OBJECTIVE :: Tally the lines of the listing that contain the string "Social". Give the number and nothing else.

GIVEN DATA ::

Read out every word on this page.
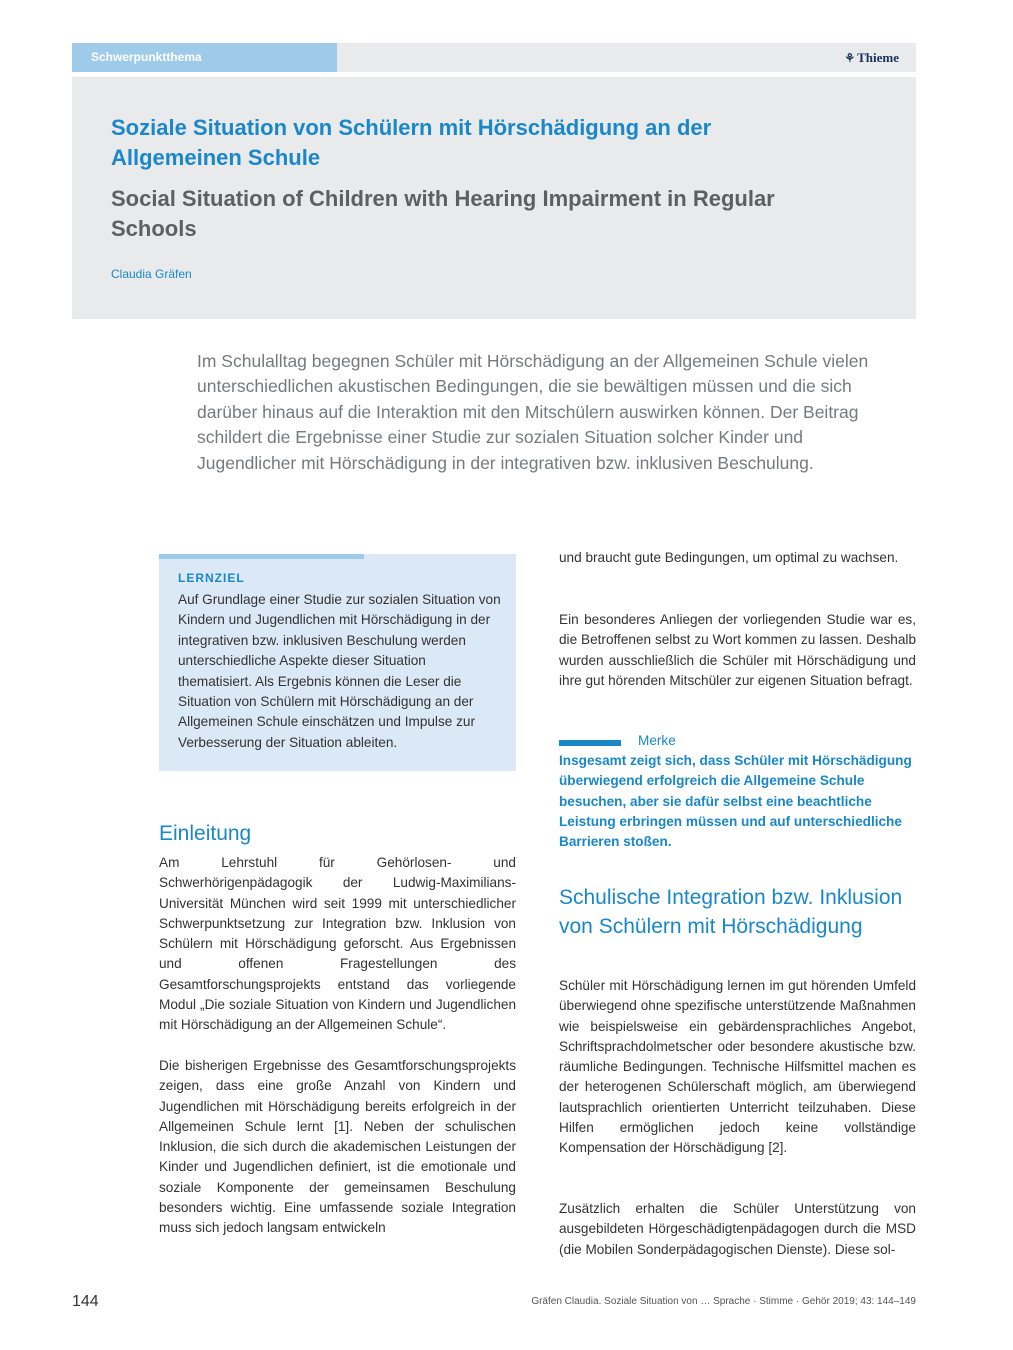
Schwerpunktthema	⚘ Thieme
Soziale Situation von Schülern mit Hörschädigung an der Allgemeinen Schule
Social Situation of Children with Hearing Impairment in Regular Schools
Claudia Gräfen
Im Schulalltag begegnen Schüler mit Hörschädigung an der Allgemeinen Schule vielen unterschiedlichen akustischen Bedingungen, die sie bewältigen müssen und die sich darüber hinaus auf die Interaktion mit den Mitschülern auswirken können. Der Beitrag schildert die Ergebnisse einer Studie zur sozialen Situation solcher Kinder und Jugendlicher mit Hörschädigung in der integrativen bzw. inklusiven Beschulung.
LERNZIEL
Auf Grundlage einer Studie zur sozialen Situation von Kindern und Jugendlichen mit Hörschädigung in der integrativen bzw. inklusiven Beschulung werden unterschiedliche Aspekte dieser Situation thematisiert. Als Ergebnis können die Leser die Situation von Schülern mit Hörschädigung an der Allgemeinen Schule einschätzen und Impulse zur Verbesserung der Situation ableiten.
Einleitung
Am Lehrstuhl für Gehörlosen- und Schwerhörigenpädagogik der Ludwig-Maximilians-Universität München wird seit 1999 mit unterschiedlicher Schwerpunktsetzung zur Integration bzw. Inklusion von Schülern mit Hörschädigung geforscht. Aus Ergebnissen und offenen Fragestellungen des Gesamtforschungsprojekts entstand das vorliegende Modul „Die soziale Situation von Kindern und Jugendlichen mit Hörschädigung an der Allgemeinen Schule“.
Die bisherigen Ergebnisse des Gesamtforschungsprojekts zeigen, dass eine große Anzahl von Kindern und Jugendlichen mit Hörschädigung bereits erfolgreich in der Allgemeinen Schule lernt [1]. Neben der schulischen Inklusion, die sich durch die akademischen Leistungen der Kinder und Jugendlichen definiert, ist die emotionale und soziale Komponente der gemeinsamen Beschulung besonders wichtig. Eine umfassende soziale Integration muss sich jedoch langsam entwickeln
und braucht gute Bedingungen, um optimal zu wachsen.
Ein besonderes Anliegen der vorliegenden Studie war es, die Betroffenen selbst zu Wort kommen zu lassen. Deshalb wurden ausschließlich die Schüler mit Hörschädigung und ihre gut hörenden Mitschüler zur eigenen Situation befragt.
Merke
Insgesamt zeigt sich, dass Schüler mit Hörschädigung überwiegend erfolgreich die Allgemeine Schule besuchen, aber sie dafür selbst eine beachtliche Leistung erbringen müssen und auf unterschiedliche Barrieren stoßen.
Schulische Integration bzw. Inklusion von Schülern mit Hörschädigung
Schüler mit Hörschädigung lernen im gut hörenden Umfeld überwiegend ohne spezifische unterstützende Maßnahmen wie beispielsweise ein gebärdensprachliches Angebot, Schriftsprachdolmetscher oder besondere akustische bzw. räumliche Bedingungen. Technische Hilfsmittel machen es der heterogenen Schülerschaft möglich, am überwiegend lautsprachlich orientierten Unterricht teilzuhaben. Diese Hilfen ermöglichen jedoch keine vollständige Kompensation der Hörschädigung [2].
Zusätzlich erhalten die Schüler Unterstützung von ausgebildeten Hörgeschädigtenpädagogen durch die MSD (die Mobilen Sonderpädagogischen Dienste). Diese sol-
144	Gräfen Claudia. Soziale Situation von … Sprache · Stimme · Gehör 2019; 43: 144–149
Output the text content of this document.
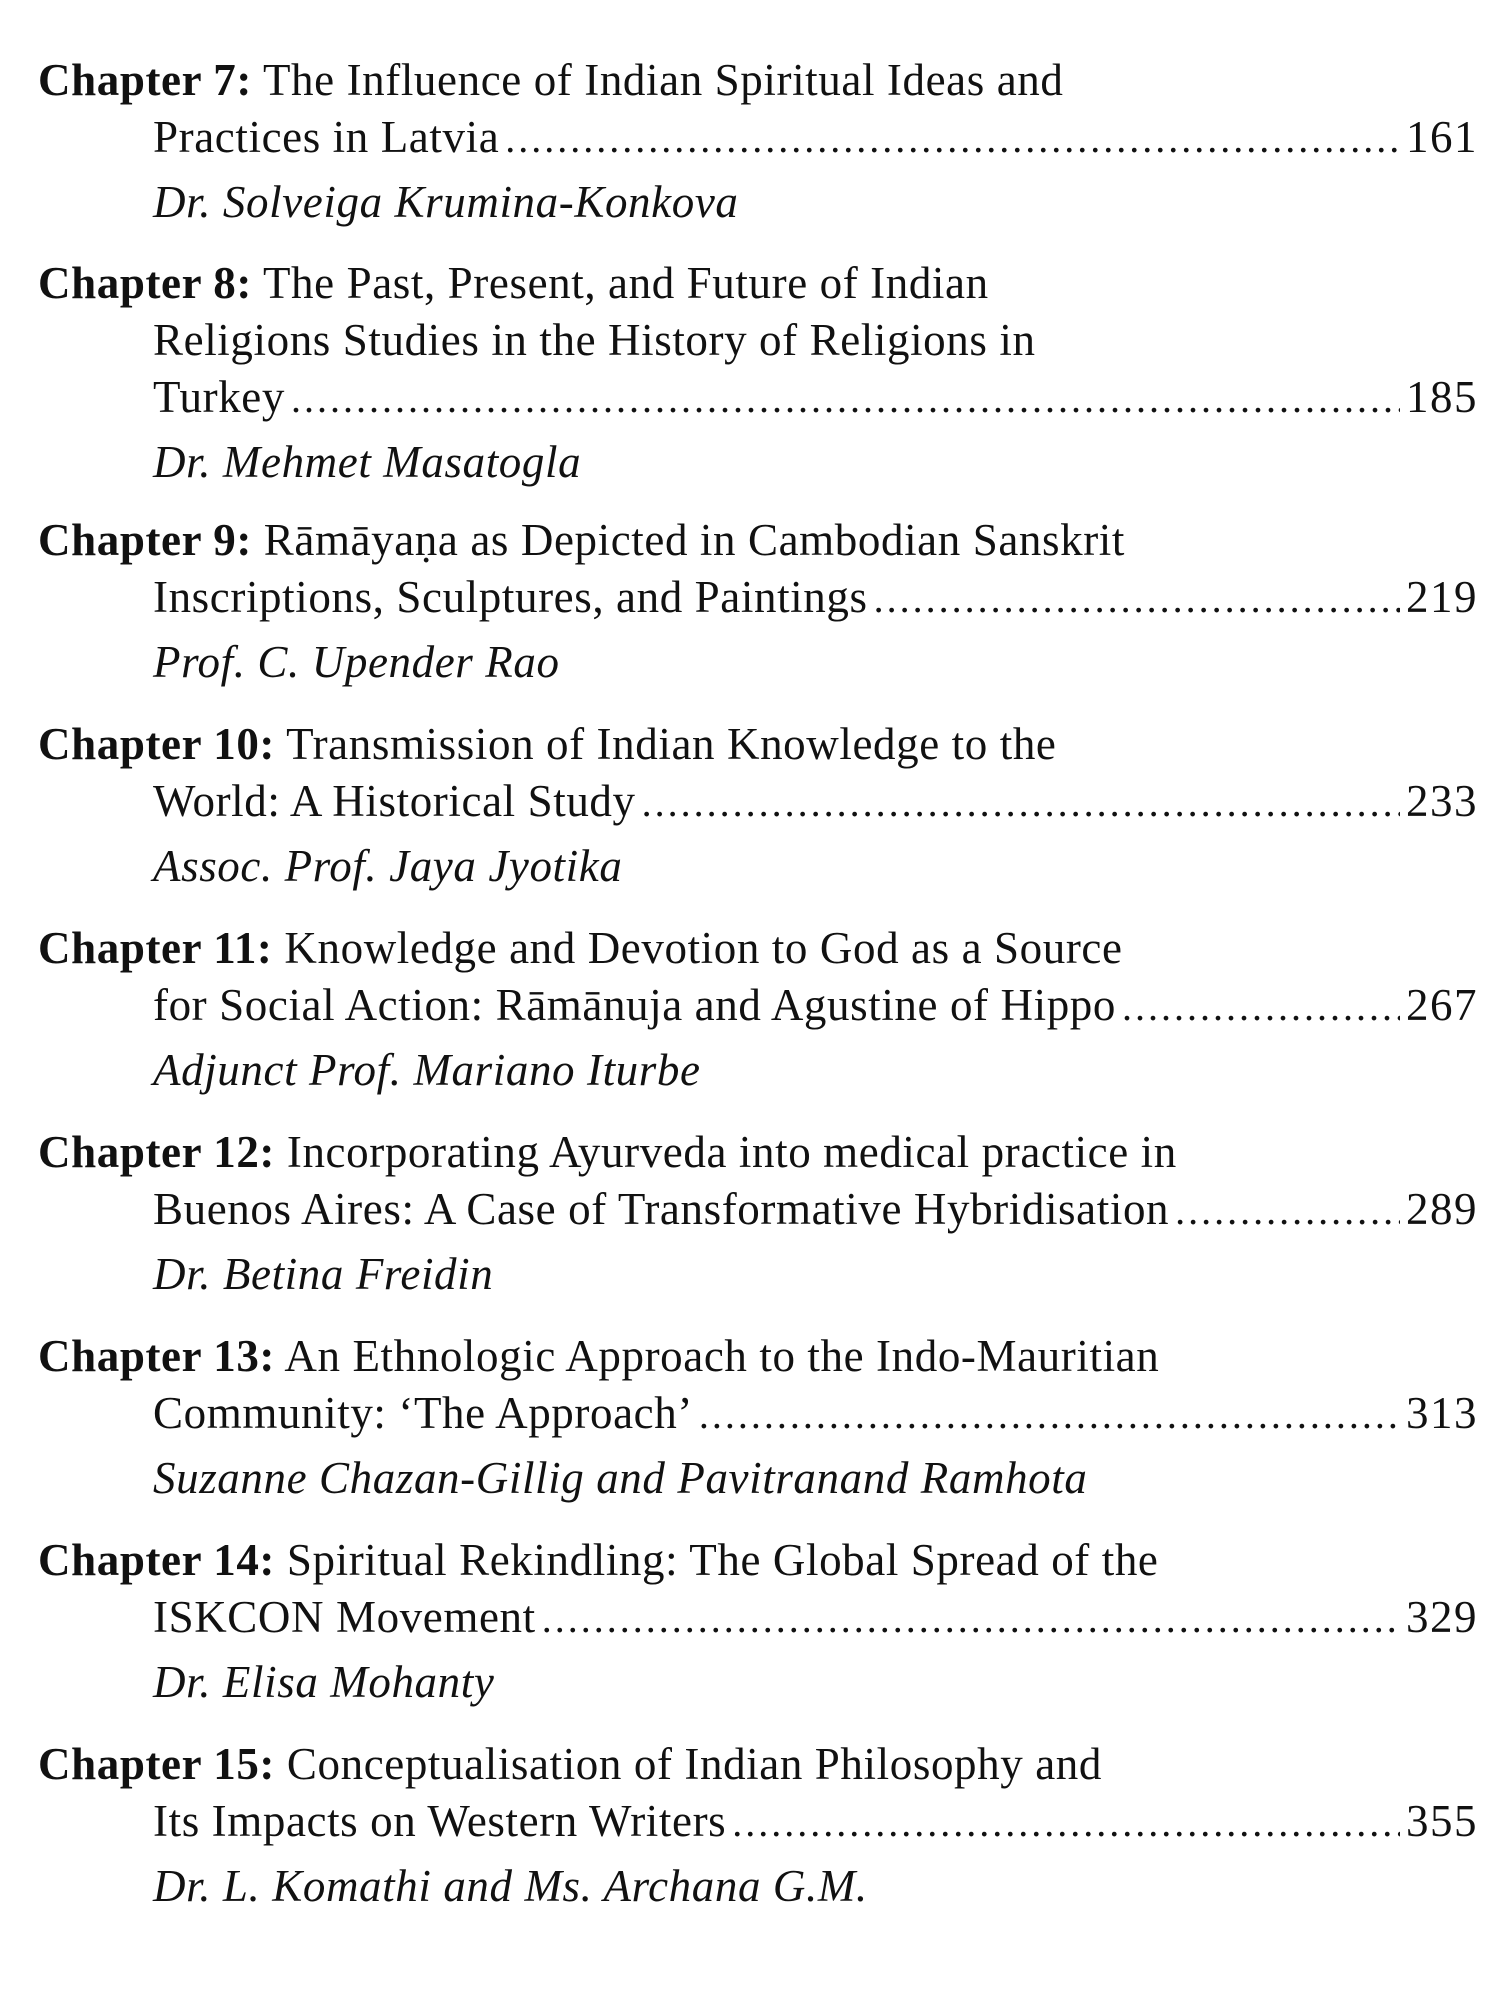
Chapter 7: The Influence of Indian Spiritual Ideas and
Practices in Latvia .....	161
Dr. Solveiga Krumina-Konkova
Chapter 8: The Past, Present, and Future of Indian
Religions Studies in the History of Religions in
Turkey .....	185
Dr. Mehmet Masatogla
Chapter 9: Rāmāyaṇa as Depicted in Cambodian Sanskrit
Inscriptions, Sculptures, and Paintings .....	219
Prof. C. Upender Rao
Chapter 10: Transmission of Indian Knowledge to the
World: A Historical Study .....	233
Assoc. Prof. Jaya Jyotika
Chapter 11: Knowledge and Devotion to God as a Source
for Social Action: Rāmānuja and Agustine of Hippo .....	267
Adjunct Prof. Mariano Iturbe
Chapter 12: Incorporating Ayurveda into medical practice in
Buenos Aires: A Case of Transformative Hybridisation .....	289
Dr. Betina Freidin
Chapter 13: An Ethnologic Approach to the Indo-Mauritian
Community: ‘The Approach’ .....	313
Suzanne Chazan-Gillig and Pavitranand Ramhota
Chapter 14: Spiritual Rekindling: The Global Spread of the
ISKCON Movement .....	329
Dr. Elisa Mohanty
Chapter 15: Conceptualisation of Indian Philosophy and
Its Impacts on Western Writers .....	355
Dr. L. Komathi and Ms. Archana G.M.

ANSWER TO THE PROBLEM :: 2